___ MATERIALS PROVIDED ___

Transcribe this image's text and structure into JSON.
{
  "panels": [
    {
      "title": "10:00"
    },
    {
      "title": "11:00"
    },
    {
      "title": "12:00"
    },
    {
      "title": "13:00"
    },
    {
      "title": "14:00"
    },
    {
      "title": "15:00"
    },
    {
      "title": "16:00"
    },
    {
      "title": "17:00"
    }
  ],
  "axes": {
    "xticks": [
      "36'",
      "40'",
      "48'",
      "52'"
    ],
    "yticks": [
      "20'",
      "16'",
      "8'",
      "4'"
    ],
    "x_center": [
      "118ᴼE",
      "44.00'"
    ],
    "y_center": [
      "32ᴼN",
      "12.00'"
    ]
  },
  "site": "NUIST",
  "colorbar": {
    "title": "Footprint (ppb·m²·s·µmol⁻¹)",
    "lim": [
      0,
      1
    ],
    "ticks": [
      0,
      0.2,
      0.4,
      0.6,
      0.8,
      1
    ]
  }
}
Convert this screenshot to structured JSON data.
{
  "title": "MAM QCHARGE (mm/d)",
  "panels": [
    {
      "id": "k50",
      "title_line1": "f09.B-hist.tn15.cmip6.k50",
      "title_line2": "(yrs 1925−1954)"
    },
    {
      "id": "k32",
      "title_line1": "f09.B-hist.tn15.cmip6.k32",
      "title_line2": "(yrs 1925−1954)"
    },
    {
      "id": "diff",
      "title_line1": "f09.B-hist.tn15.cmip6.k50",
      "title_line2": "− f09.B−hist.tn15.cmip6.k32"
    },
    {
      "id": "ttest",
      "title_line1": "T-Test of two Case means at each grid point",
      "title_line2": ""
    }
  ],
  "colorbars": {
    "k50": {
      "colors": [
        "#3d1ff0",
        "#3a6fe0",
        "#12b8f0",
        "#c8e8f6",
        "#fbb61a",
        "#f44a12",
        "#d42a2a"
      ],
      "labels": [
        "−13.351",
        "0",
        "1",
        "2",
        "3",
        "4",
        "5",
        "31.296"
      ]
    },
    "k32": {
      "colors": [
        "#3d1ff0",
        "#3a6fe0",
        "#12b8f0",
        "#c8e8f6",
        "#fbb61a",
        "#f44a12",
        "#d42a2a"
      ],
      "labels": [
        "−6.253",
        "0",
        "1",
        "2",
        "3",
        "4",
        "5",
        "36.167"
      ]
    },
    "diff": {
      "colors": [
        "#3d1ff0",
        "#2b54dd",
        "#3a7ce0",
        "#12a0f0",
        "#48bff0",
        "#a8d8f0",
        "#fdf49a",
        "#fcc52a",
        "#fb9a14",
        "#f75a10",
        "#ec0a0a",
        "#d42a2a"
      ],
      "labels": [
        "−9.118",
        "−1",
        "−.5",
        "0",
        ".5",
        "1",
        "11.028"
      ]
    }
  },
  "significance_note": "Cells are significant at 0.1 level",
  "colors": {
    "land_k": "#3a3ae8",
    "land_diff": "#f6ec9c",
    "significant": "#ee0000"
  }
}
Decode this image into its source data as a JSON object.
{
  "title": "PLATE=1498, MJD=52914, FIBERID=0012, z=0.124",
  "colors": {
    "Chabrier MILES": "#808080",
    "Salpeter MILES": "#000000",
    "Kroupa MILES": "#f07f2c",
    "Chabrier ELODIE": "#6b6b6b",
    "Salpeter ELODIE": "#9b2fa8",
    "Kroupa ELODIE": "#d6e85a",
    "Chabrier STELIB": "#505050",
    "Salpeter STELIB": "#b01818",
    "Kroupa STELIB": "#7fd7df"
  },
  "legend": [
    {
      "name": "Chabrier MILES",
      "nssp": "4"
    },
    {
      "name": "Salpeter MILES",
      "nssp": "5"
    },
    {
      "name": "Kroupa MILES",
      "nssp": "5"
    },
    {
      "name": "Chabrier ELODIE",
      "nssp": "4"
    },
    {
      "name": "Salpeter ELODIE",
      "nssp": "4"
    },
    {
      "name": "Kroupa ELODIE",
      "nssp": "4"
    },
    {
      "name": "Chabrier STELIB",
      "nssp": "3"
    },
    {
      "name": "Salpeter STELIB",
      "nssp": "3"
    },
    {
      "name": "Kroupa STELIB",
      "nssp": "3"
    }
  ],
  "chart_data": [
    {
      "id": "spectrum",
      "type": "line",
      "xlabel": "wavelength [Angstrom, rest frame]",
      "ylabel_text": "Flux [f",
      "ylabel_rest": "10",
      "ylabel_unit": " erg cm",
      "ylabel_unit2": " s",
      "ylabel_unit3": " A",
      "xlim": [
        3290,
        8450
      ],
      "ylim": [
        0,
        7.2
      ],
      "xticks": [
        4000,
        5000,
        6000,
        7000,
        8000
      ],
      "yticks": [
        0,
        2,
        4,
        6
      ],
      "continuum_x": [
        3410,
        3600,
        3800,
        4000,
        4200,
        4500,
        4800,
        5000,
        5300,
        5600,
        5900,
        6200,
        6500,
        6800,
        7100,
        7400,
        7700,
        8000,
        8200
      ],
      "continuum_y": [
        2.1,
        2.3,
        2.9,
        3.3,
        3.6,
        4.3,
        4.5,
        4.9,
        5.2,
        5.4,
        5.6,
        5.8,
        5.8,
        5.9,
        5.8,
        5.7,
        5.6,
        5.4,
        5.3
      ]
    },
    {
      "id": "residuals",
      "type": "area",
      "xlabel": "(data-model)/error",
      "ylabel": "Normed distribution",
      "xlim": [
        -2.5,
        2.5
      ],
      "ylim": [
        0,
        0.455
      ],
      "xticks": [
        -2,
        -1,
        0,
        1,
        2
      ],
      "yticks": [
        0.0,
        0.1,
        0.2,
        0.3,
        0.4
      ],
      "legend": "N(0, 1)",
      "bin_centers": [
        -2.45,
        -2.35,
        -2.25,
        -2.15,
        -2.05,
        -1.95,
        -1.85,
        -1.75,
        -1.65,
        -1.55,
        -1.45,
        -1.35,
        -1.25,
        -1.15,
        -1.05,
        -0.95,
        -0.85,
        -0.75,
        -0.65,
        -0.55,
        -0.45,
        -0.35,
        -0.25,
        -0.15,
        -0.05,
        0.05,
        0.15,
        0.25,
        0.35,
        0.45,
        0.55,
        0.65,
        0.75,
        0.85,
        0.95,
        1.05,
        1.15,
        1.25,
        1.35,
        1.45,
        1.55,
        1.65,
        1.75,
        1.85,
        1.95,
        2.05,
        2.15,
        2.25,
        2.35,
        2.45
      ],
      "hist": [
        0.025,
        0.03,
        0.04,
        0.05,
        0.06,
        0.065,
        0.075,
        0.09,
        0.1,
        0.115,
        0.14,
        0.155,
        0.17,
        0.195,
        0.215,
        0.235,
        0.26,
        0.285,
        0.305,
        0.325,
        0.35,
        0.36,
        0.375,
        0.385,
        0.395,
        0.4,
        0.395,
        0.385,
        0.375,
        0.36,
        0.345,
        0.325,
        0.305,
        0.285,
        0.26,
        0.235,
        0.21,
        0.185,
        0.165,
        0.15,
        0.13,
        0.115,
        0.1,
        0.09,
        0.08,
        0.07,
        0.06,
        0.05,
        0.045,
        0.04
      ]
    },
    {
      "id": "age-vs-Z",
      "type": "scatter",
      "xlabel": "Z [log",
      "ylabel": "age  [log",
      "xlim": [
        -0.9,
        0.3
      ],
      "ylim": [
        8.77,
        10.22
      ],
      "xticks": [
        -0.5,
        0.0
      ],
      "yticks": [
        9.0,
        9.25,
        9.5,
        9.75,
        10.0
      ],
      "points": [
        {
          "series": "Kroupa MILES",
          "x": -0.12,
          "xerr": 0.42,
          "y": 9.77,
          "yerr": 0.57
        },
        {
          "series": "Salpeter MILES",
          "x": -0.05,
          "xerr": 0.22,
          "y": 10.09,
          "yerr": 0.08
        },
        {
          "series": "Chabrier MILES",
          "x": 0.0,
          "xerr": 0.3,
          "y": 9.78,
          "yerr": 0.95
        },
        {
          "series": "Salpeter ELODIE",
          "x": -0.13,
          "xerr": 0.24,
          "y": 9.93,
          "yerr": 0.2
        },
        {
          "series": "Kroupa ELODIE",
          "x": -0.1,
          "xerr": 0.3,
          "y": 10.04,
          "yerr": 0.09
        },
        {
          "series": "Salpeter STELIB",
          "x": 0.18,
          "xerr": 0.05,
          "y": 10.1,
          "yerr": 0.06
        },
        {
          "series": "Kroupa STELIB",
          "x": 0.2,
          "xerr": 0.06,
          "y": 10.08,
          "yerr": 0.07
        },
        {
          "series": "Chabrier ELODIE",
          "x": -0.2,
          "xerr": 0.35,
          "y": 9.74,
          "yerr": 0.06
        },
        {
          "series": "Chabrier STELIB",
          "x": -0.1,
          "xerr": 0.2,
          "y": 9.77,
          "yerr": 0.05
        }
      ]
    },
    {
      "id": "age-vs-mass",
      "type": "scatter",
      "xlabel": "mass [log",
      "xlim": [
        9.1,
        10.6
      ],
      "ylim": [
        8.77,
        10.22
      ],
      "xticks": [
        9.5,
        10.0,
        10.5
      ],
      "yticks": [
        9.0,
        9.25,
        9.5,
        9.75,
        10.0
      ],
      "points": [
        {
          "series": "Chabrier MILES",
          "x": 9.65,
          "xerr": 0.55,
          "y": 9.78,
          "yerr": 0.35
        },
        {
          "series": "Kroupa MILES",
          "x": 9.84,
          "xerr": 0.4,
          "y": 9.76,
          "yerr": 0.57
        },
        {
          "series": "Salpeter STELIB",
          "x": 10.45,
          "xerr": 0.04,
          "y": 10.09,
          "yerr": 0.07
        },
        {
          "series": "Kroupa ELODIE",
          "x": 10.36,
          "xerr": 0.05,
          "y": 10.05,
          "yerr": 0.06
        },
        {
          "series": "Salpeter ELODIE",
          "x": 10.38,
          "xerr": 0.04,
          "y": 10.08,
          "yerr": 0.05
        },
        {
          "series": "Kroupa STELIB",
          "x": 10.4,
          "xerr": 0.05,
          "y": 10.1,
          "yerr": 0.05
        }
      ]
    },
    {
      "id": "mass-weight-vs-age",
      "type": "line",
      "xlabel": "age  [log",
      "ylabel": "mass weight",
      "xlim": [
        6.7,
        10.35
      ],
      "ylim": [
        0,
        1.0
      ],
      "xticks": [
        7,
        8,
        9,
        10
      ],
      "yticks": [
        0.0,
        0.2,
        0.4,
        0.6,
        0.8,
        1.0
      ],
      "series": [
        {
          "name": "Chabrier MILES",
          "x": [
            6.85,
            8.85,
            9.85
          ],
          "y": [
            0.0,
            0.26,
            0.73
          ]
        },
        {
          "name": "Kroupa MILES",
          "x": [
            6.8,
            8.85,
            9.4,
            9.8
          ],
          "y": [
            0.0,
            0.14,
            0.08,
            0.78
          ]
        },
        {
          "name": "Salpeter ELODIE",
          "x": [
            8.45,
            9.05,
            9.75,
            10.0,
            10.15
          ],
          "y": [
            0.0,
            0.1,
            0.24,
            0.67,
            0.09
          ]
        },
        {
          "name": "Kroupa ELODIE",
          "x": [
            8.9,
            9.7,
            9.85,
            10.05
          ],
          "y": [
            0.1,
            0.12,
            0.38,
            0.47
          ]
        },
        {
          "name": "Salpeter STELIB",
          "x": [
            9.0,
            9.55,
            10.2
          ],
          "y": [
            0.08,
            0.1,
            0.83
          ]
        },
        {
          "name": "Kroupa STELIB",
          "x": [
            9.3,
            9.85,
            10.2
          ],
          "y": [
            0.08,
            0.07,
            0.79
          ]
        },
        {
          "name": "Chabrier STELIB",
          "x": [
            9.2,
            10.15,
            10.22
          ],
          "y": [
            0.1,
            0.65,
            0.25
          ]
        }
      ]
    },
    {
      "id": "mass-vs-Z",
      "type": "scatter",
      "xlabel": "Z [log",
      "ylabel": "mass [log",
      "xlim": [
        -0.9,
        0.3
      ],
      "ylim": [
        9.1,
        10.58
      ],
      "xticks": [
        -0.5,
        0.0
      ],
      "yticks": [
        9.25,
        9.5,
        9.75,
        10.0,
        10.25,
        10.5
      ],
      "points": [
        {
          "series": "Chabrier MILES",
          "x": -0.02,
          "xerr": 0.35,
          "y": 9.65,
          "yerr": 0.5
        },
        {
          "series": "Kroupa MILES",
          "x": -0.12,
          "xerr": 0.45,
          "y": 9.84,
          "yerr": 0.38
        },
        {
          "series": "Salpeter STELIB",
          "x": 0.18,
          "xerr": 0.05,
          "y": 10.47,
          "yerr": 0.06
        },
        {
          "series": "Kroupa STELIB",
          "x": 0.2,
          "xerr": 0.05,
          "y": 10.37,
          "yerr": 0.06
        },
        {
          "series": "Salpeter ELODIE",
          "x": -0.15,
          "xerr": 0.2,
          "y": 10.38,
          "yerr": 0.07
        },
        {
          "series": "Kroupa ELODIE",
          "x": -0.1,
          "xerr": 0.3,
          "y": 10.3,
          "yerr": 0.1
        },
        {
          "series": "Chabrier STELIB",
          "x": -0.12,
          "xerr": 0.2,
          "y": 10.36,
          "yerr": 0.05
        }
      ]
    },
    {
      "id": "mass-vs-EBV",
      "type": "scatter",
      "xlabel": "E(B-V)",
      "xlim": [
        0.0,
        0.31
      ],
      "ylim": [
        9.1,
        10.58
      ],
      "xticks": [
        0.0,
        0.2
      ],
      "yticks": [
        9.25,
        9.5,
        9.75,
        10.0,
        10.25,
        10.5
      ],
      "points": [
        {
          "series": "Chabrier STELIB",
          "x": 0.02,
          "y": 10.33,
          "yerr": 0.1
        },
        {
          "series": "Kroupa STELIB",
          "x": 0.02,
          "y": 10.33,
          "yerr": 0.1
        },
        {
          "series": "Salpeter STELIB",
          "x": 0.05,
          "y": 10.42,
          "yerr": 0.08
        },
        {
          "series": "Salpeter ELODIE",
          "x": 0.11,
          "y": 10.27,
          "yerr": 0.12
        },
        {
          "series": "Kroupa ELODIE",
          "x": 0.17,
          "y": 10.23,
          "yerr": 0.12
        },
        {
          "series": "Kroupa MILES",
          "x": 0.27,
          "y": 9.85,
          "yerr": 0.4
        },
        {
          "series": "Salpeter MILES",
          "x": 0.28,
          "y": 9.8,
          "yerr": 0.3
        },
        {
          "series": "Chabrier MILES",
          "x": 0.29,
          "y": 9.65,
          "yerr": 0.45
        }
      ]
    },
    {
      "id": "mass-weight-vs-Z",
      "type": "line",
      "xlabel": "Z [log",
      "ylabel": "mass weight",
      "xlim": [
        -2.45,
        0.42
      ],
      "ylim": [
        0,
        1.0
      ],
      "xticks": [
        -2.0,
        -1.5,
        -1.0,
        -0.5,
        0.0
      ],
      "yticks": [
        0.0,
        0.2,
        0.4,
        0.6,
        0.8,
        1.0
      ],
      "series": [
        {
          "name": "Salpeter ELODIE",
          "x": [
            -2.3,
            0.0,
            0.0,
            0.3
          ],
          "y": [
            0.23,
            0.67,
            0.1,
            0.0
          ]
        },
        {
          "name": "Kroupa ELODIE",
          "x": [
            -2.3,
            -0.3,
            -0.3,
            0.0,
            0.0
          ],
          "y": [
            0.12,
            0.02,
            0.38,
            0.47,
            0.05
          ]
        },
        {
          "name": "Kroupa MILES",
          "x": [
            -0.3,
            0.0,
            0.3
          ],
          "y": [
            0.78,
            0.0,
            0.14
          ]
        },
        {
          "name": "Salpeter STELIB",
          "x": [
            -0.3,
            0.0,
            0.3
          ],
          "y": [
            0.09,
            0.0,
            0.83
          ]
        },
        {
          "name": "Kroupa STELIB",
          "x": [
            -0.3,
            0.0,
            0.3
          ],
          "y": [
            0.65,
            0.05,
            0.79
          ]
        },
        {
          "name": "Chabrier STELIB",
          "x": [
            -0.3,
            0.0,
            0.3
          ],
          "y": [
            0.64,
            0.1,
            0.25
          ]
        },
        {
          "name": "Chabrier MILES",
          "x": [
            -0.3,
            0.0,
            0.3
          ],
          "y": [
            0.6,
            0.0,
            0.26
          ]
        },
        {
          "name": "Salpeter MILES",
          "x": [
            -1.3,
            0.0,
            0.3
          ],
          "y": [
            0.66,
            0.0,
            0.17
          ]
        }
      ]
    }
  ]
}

___

TASK REQUIREMENTS: Write down every line of the data above that includes the string "into".

RESPONSE FOR THIS EXERCISE:
Transcribe this image's text and structure into JSON.
Decode this image into its source data as a JSON object.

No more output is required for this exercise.